● **DIRECTIONS**
Print every entry word for word, but omit the pictures.

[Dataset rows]
··········

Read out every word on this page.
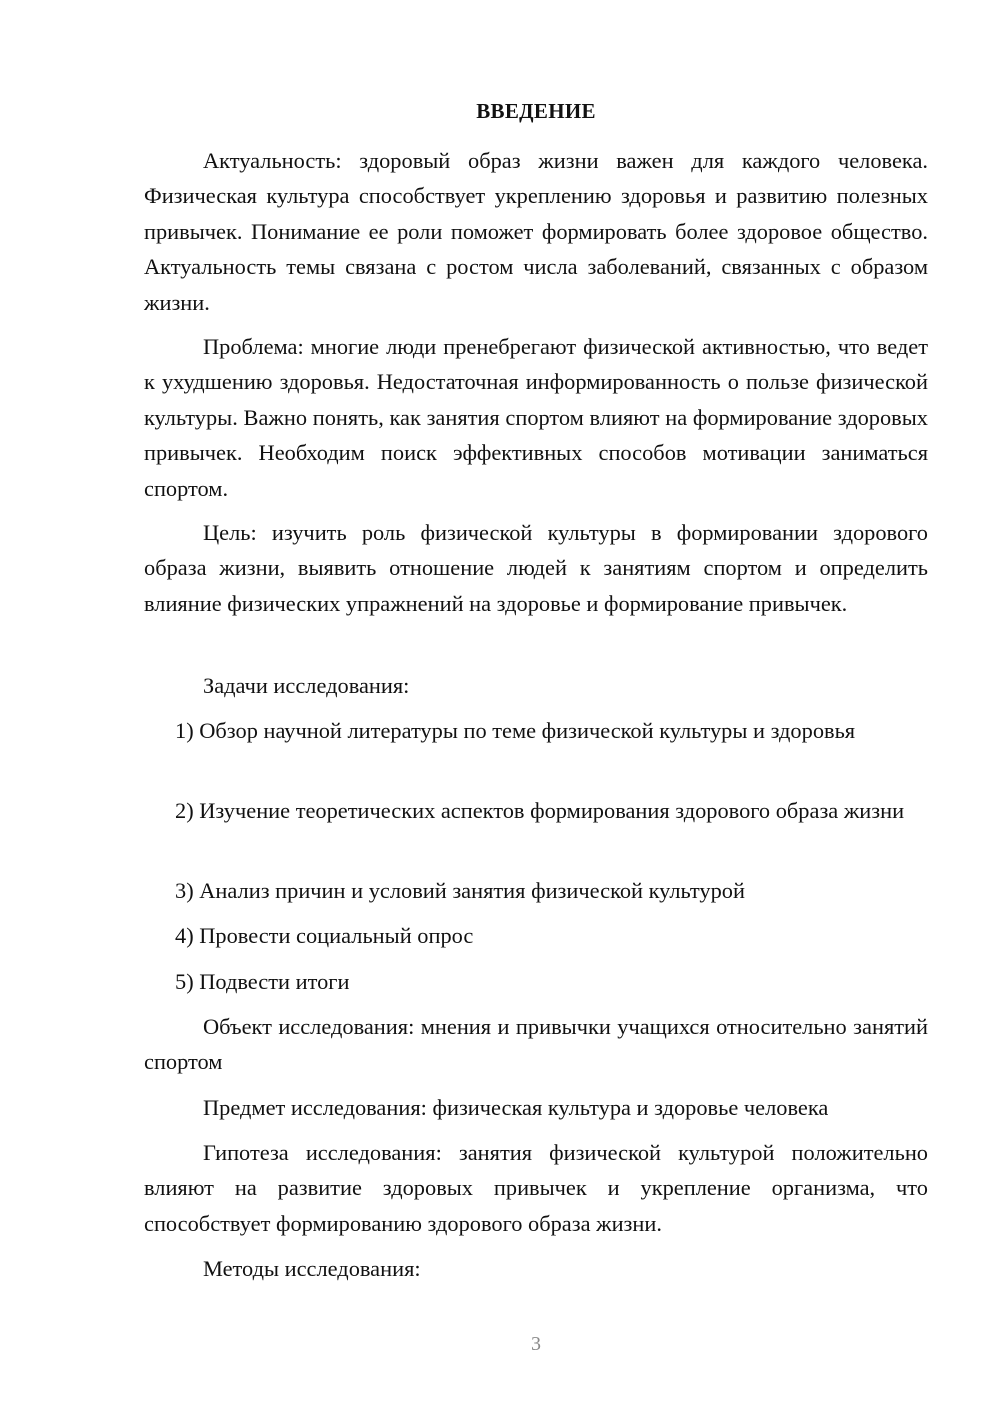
ВВЕДЕНИЕ

Актуальность: здоровый образ жизни важен для каждого человека. Физическая культура способствует укреплению здоровья и развитию полезных привычек. Понимание ее роли поможет формировать более здоровое общество. Актуальность темы связана с ростом числа заболеваний, связанных с образом жизни.

Проблема: многие люди пренебрегают физической активностью, что ведет к ухудшению здоровья. Недостаточная информированность о пользе физической культуры. Важно понять, как занятия спортом влияют на формирование здоровых привычек. Необходим поиск эффективных способов мотивации заниматься спортом.

Цель: изучить роль физической культуры в формировании здорового образа жизни, выявить отношение людей к занятиям спортом и определить влияние физических упражнений на здоровье и формирование привычек.

Задачи исследования:

1) Обзор научной литературы по теме физической культуры и здоровья

2) Изучение теоретических аспектов формирования здорового образа жизни

3) Анализ причин и условий занятия физической культурой

4) Провести социальный опрос

5) Подвести итоги

Объект исследования: мнения и привычки учащихся относительно занятий спортом

Предмет исследования: физическая культура и здоровье человека

Гипотеза исследования: занятия физической культурой положительно влияют на развитие здоровых привычек и укрепление организма, что способствует формированию здорового образа жизни.

Методы исследования:

3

··········

● **WRITTEN ANSWER**
Read out every word on this page.
ВВЕДЕНИЕ

Актуальность: здоровый образ жизни важен для каждого человека. Физическая культура способствует укреплению здоровья и развитию полезных привычек. Понимание ее роли поможет формировать более здоровое общество. Актуальность темы связана с ростом числа заболеваний, связанных с образом жизни.

Проблема: многие люди пренебрегают физической активностью, что ведет к ухудшению здоровья. Недостаточная информированность о пользе физической культуры. Важно понять, как занятия спортом влияют на формирование здоровых привычек. Необходим поиск эффективных способов мотивации заниматься спортом.

Цель: изучить роль физической культуры в формировании здорового образа жизни, выявить отношение людей к занятиям спортом и определить влияние физических упражнений на здоровье и формирование привычек.

Задачи исследования:

1) Обзор научной литературы по теме физической культуры и здоровья

2) Изучение теоретических аспектов формирования здорового образа жизни

3) Анализ причин и условий занятия физической культурой

4) Провести социальный опрос

5) Подвести итоги

Объект исследования: мнения и привычки учащихся относительно занятий спортом

Предмет исследования: физическая культура и здоровье человека

Гипотеза исследования: занятия физической культурой положительно влияют на развитие здоровых привычек и укрепление организма, что способствует формированию здорового образа жизни.

Методы исследования:

3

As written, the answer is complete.